:: Dataset records ::

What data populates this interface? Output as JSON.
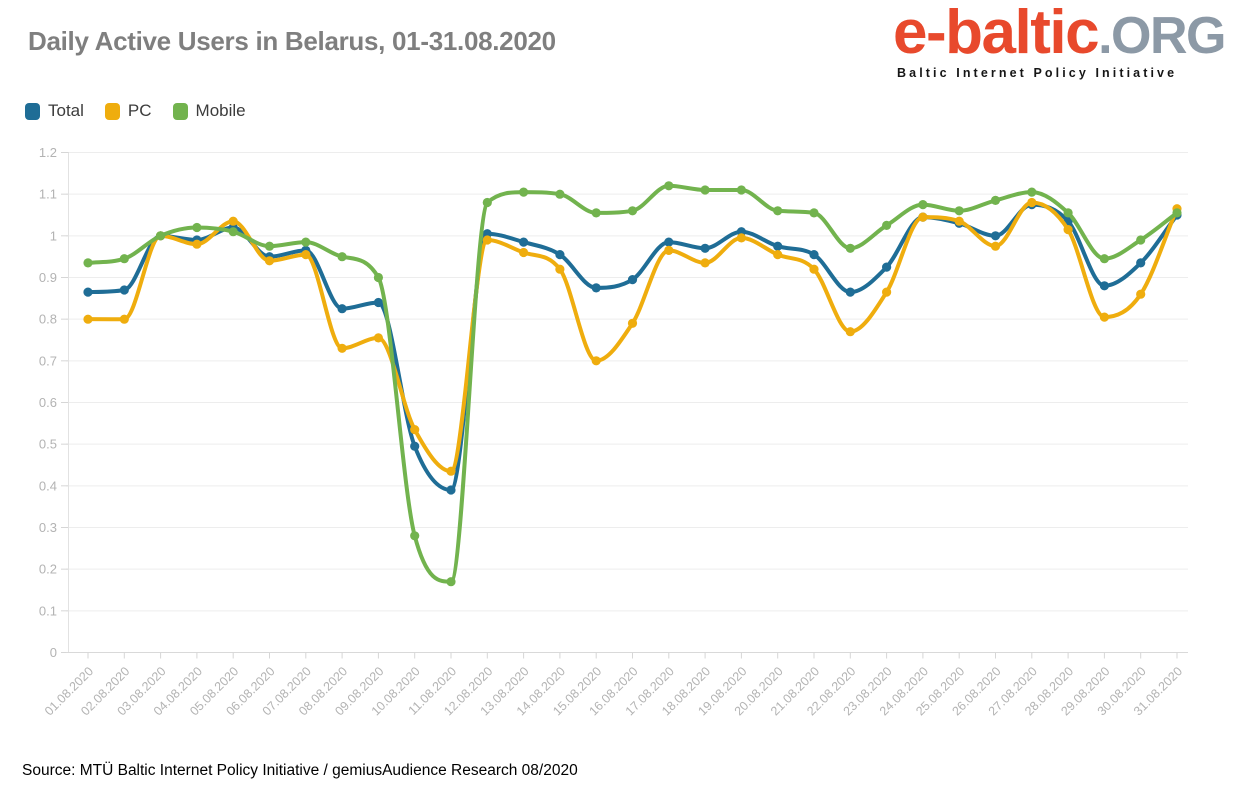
{
  "header": {
    "title": "Daily Active Users in Belarus, 01-31.08.2020",
    "logo": {
      "part1": "e-baltic",
      "part2": ".ORG",
      "subtitle": "Baltic Internet Policy Initiative",
      "color_main": "#e8492c",
      "color_org": "#8c99a6"
    }
  },
  "legend": [
    {
      "label": "Total",
      "color": "#1f6d96"
    },
    {
      "label": "PC",
      "color": "#efad0e"
    },
    {
      "label": "Mobile",
      "color": "#72b34e"
    }
  ],
  "footer": {
    "source": "Source: MTÜ Baltic Internet Policy Initiative / gemiusAudience Research 08/2020"
  },
  "chart_data": {
    "type": "line",
    "title": "Daily Active Users in Belarus, 01-31.08.2020",
    "categories": [
      "01.08.2020",
      "02.08.2020",
      "03.08.2020",
      "04.08.2020",
      "05.08.2020",
      "06.08.2020",
      "07.08.2020",
      "08.08.2020",
      "09.08.2020",
      "10.08.2020",
      "11.08.2020",
      "12.08.2020",
      "13.08.2020",
      "14.08.2020",
      "15.08.2020",
      "16.08.2020",
      "17.08.2020",
      "18.08.2020",
      "19.08.2020",
      "20.08.2020",
      "21.08.2020",
      "22.08.2020",
      "23.08.2020",
      "24.08.2020",
      "25.08.2020",
      "26.08.2020",
      "27.08.2020",
      "28.08.2020",
      "29.08.2020",
      "30.08.2020",
      "31.08.2020"
    ],
    "series": [
      {
        "name": "Total",
        "color": "#1f6d96",
        "values": [
          0.865,
          0.87,
          1.0,
          0.99,
          1.02,
          0.95,
          0.965,
          0.825,
          0.84,
          0.495,
          0.39,
          1.005,
          0.985,
          0.955,
          0.875,
          0.895,
          0.985,
          0.97,
          1.01,
          0.975,
          0.955,
          0.865,
          0.925,
          1.045,
          1.03,
          1.0,
          1.075,
          1.035,
          0.88,
          0.935,
          1.05
        ]
      },
      {
        "name": "PC",
        "color": "#efad0e",
        "values": [
          0.8,
          0.8,
          1.0,
          0.98,
          1.035,
          0.94,
          0.955,
          0.73,
          0.755,
          0.535,
          0.435,
          0.99,
          0.96,
          0.92,
          0.7,
          0.79,
          0.965,
          0.935,
          0.995,
          0.955,
          0.92,
          0.77,
          0.865,
          1.045,
          1.035,
          0.975,
          1.08,
          1.015,
          0.805,
          0.86,
          1.065
        ]
      },
      {
        "name": "Mobile",
        "color": "#72b34e",
        "values": [
          0.935,
          0.945,
          1.0,
          1.02,
          1.01,
          0.975,
          0.985,
          0.95,
          0.9,
          0.28,
          0.17,
          1.08,
          1.105,
          1.1,
          1.055,
          1.06,
          1.12,
          1.11,
          1.11,
          1.06,
          1.055,
          0.97,
          1.025,
          1.075,
          1.06,
          1.085,
          1.105,
          1.055,
          0.945,
          0.99,
          1.055
        ]
      }
    ],
    "ylim": [
      0,
      1.2
    ],
    "yticks": [
      "0",
      "0.1",
      "0.2",
      "0.3",
      "0.4",
      "0.5",
      "0.6",
      "0.7",
      "0.8",
      "0.9",
      "1",
      "1.1",
      "1.2"
    ],
    "grid": true,
    "legend_position": "top-left",
    "marker": "circle",
    "smooth": true
  }
}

:::

• Exercise prompt: Except for the pictures, print the data above exactly.

• Full solution:
What data populates this interface? Output as JSON.
{
  "header": {
    "title": "Daily Active Users in Belarus, 01-31.08.2020",
    "logo": {
      "part1": "e-baltic",
      "part2": ".ORG",
      "subtitle": "Baltic Internet Policy Initiative",
      "color_main": "#e8492c",
      "color_org": "#8c99a6"
    }
  },
  "legend": [
    {
      "label": "Total",
      "color": "#1f6d96"
    },
    {
      "label": "PC",
      "color": "#efad0e"
    },
    {
      "label": "Mobile",
      "color": "#72b34e"
    }
  ],
  "footer": {
    "source": "Source: MTÜ Baltic Internet Policy Initiative / gemiusAudience Research 08/2020"
  },
  "chart_data": {
    "type": "line",
    "title": "Daily Active Users in Belarus, 01-31.08.2020",
    "categories": [
      "01.08.2020",
      "02.08.2020",
      "03.08.2020",
      "04.08.2020",
      "05.08.2020",
      "06.08.2020",
      "07.08.2020",
      "08.08.2020",
      "09.08.2020",
      "10.08.2020",
      "11.08.2020",
      "12.08.2020",
      "13.08.2020",
      "14.08.2020",
      "15.08.2020",
      "16.08.2020",
      "17.08.2020",
      "18.08.2020",
      "19.08.2020",
      "20.08.2020",
      "21.08.2020",
      "22.08.2020",
      "23.08.2020",
      "24.08.2020",
      "25.08.2020",
      "26.08.2020",
      "27.08.2020",
      "28.08.2020",
      "29.08.2020",
      "30.08.2020",
      "31.08.2020"
    ],
    "series": [
      {
        "name": "Total",
        "color": "#1f6d96",
        "values": [
          0.865,
          0.87,
          1.0,
          0.99,
          1.02,
          0.95,
          0.965,
          0.825,
          0.84,
          0.495,
          0.39,
          1.005,
          0.985,
          0.955,
          0.875,
          0.895,
          0.985,
          0.97,
          1.01,
          0.975,
          0.955,
          0.865,
          0.925,
          1.045,
          1.03,
          1.0,
          1.075,
          1.035,
          0.88,
          0.935,
          1.05
        ]
      },
      {
        "name": "PC",
        "color": "#efad0e",
        "values": [
          0.8,
          0.8,
          1.0,
          0.98,
          1.035,
          0.94,
          0.955,
          0.73,
          0.755,
          0.535,
          0.435,
          0.99,
          0.96,
          0.92,
          0.7,
          0.79,
          0.965,
          0.935,
          0.995,
          0.955,
          0.92,
          0.77,
          0.865,
          1.045,
          1.035,
          0.975,
          1.08,
          1.015,
          0.805,
          0.86,
          1.065
        ]
      },
      {
        "name": "Mobile",
        "color": "#72b34e",
        "values": [
          0.935,
          0.945,
          1.0,
          1.02,
          1.01,
          0.975,
          0.985,
          0.95,
          0.9,
          0.28,
          0.17,
          1.08,
          1.105,
          1.1,
          1.055,
          1.06,
          1.12,
          1.11,
          1.11,
          1.06,
          1.055,
          0.97,
          1.025,
          1.075,
          1.06,
          1.085,
          1.105,
          1.055,
          0.945,
          0.99,
          1.055
        ]
      }
    ],
    "ylim": [
      0,
      1.2
    ],
    "yticks": [
      "0",
      "0.1",
      "0.2",
      "0.3",
      "0.4",
      "0.5",
      "0.6",
      "0.7",
      "0.8",
      "0.9",
      "1",
      "1.1",
      "1.2"
    ],
    "grid": true,
    "legend_position": "top-left",
    "marker": "circle",
    "smooth": true
  }
}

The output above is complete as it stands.